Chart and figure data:
-*-

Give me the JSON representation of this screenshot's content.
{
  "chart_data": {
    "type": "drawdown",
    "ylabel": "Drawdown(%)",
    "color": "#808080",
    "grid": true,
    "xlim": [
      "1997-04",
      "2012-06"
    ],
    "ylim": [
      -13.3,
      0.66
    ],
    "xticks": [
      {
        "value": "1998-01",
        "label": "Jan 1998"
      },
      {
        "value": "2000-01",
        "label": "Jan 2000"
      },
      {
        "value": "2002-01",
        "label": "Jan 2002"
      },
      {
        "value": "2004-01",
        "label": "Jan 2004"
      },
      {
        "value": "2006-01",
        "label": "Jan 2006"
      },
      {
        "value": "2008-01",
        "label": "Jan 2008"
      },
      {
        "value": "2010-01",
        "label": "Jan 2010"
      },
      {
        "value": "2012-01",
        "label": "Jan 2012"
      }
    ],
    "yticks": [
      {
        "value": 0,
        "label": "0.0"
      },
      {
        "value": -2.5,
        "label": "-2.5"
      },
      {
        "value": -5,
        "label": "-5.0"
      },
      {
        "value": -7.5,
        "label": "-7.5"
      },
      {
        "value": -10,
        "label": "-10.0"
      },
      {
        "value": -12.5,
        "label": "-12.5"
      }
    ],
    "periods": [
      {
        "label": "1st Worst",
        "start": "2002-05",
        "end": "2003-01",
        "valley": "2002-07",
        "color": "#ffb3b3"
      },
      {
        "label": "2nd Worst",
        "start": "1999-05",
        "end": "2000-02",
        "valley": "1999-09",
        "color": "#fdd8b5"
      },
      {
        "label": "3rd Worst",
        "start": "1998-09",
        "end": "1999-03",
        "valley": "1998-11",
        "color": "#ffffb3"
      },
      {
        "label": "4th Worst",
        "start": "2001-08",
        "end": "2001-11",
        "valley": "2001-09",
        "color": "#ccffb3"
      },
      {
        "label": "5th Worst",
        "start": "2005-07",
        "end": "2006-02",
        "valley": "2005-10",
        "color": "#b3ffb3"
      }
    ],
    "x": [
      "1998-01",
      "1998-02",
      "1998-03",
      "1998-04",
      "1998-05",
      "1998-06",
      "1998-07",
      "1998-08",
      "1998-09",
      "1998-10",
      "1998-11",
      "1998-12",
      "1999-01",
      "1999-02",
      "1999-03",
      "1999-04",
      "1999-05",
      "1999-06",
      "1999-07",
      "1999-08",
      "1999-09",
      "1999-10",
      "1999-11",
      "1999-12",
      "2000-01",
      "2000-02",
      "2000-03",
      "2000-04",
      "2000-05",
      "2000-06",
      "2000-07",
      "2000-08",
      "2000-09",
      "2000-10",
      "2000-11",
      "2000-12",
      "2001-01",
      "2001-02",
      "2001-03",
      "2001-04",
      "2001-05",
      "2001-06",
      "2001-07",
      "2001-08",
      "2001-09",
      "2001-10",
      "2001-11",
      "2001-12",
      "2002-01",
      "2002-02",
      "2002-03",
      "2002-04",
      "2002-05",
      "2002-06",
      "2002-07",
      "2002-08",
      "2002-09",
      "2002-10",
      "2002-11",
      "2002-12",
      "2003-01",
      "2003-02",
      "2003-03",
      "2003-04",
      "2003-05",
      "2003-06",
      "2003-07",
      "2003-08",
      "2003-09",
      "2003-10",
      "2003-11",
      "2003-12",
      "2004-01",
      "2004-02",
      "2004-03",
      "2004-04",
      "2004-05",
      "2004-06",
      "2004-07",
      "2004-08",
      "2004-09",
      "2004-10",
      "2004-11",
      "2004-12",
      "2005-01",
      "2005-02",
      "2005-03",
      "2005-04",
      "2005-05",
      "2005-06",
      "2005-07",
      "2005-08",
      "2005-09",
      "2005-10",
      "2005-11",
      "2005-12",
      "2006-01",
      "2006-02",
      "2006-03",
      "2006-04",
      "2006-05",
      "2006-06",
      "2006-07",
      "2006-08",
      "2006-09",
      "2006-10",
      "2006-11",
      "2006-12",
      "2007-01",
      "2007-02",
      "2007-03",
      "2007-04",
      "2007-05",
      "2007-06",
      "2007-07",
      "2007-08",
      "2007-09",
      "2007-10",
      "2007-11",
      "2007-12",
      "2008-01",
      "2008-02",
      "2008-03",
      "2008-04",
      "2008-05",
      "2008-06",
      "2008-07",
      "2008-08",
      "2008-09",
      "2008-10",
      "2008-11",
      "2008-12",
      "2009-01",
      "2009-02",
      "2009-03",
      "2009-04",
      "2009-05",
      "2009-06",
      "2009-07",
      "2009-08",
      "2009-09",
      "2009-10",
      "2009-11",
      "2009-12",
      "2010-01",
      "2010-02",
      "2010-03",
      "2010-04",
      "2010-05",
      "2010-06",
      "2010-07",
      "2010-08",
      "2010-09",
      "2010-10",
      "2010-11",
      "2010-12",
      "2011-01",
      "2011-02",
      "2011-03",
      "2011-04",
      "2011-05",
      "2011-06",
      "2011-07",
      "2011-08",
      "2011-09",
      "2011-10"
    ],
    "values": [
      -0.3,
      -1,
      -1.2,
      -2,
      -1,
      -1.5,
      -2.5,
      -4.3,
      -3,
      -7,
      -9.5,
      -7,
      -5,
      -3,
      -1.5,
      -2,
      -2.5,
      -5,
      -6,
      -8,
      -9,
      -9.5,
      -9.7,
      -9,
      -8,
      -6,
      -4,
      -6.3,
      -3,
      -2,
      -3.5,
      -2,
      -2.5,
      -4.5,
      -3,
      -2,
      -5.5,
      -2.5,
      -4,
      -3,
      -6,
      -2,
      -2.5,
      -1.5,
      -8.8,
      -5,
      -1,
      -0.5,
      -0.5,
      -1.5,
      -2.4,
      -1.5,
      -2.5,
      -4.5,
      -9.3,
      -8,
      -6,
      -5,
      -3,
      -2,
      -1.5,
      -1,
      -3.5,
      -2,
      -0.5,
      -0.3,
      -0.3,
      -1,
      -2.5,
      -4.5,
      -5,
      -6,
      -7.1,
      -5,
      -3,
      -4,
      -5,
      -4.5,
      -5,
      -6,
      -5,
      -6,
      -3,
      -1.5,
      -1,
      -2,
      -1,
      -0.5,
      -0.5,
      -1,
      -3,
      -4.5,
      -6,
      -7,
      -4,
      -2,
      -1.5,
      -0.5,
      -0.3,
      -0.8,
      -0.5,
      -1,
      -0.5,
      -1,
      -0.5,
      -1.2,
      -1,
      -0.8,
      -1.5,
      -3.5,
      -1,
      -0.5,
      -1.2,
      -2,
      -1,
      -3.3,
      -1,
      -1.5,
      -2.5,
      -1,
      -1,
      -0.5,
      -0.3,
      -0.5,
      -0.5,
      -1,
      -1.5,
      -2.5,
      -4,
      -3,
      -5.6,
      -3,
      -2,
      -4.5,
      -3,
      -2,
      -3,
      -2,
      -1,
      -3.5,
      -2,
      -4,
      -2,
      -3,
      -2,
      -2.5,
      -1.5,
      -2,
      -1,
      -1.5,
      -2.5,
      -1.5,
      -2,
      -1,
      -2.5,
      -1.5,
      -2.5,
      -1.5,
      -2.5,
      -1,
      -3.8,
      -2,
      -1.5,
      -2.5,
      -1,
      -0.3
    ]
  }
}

-*-

_Exercise goal_
Above are the records. Copy every line in them holding "Worst".

_In response_
        "label": "1st Worst",
        "label": "2nd Worst",
        "label": "3rd Worst",
        "label": "4th Worst",
        "label": "5th Worst",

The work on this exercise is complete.